Extract provided >>
┄┄┄┄┄┄

August 22, 2009
While I don't recommend riding at night, there are times when it's simply unavoidable. For us eight-to-fivers, night rides are the only way to get out during the work week. There are those moments where a wrong turn or mechanical issue will set your arrival time back, and there are other times where you just don't want to finish your ride. Whatever puts you in the dark, you want to make sure you're safe, and prepared.
Dynamo lighting systems are aimed at the rider who understands that they will be out on the road when the sun goes down, and use the wheel to generate electricity to power your headlight and/or taillight. There are two popular modes of generating electricity. One example would be the Bauch and Muller sidewall dynamo. This unit incorporates a small rubber roller that mounts to your front fork and rubs against the sidewall of your tire to power your lights. The roller is soft enough that it doesn't create excess wear on your tire, and will not produce a large amount of friction to slow you down.
Another style that is used by Shimano and Schmidt Dynamo is the dyno hub. The electricity is generated by the rotation of your hub, which keeps the electrical conducting drag to a minimum. You will have to have your front wheel built around this hub, making this option is a little more expensive than a sidewall generator, but it is more durable in the long run. Just make sure you switch off your light when you're riding during daylight hours. You can't release the generator, so if you leave it on, it will run as long as your riding. Shimano is pretty limited on their hub selection, so if you have a specific spoke count, or flange width in mind, check out Schmidt Dynamo.

┄┄┄┄┄┄

What this exercise asks >>
[1] In the bike lighting article, what does the small rubber roller of the sidewall dynamo rub against?
[2] Write out the part of the bike lighting article that begins at the words "Dynamo lighting systems" and stops after "slow you down.".
[3] Extend the bike lighting article past its last sentence, keeping its tone and subject.
You won't need the listing for any of this.

Source material >>
┄┄┄┄┄┄

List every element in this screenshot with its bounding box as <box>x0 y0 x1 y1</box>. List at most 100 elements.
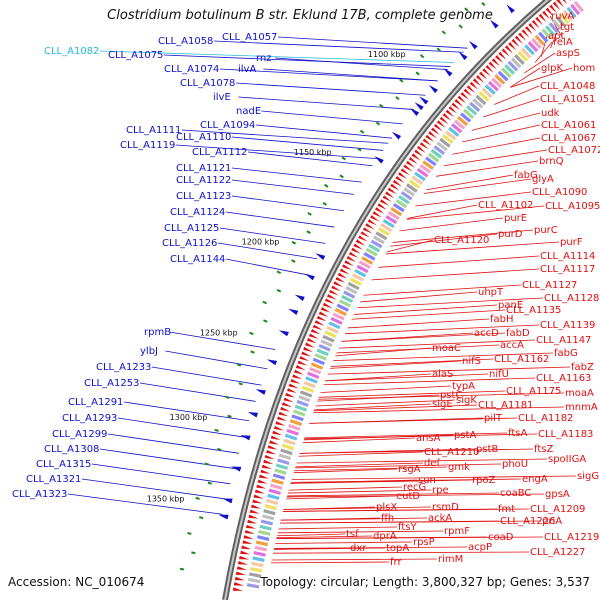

┄┄┄┄┄┄

Solved tasks >>
[1] The sidewall of the tire.

[2]
Dynamo lighting systems are aimed at the rider who understands that they will be out on the road when the sun goes down, and use the wheel to generate electricity to power your headlight and/or taillight. There are two popular modes of generating electricity. One example would be the Bauch and Muller sidewall dynamo. This unit incorporates a small rubber roller that mounts to your front fork and rubs against the sidewall of your tire to power your lights. The roller is soft enough that it doesn't create excess wear on your tire, and will not produce a large amount of friction to slow you down.

[3]
In terms of the actual light that will be illuminating the road ahead, you have quite a few options. Some bulbs offer excellent visibility directly ahead, and others are better suited for peripheral vision. The light intensity for all of these units is very consistent as you ride. At slow speeds, say 5mph or less, you will experience a flickering of the light. Once you speed up, it will maintain a constant beam.
While these systems are very reliable, it's never a bad idea to carry a backup. There are few things more frustrating than squinting your way through country roads, just hoping that you will catch a glimpse of the dead skunk on the side of the road before you make contact.
TOURING GEAR AND TIPS is written by Joshua Tack, a part Adventure Cycling's Member Services department. It appears weekly, highlighting technical aspects of bicycle touring and advice to help better prepare you for the journey ahead.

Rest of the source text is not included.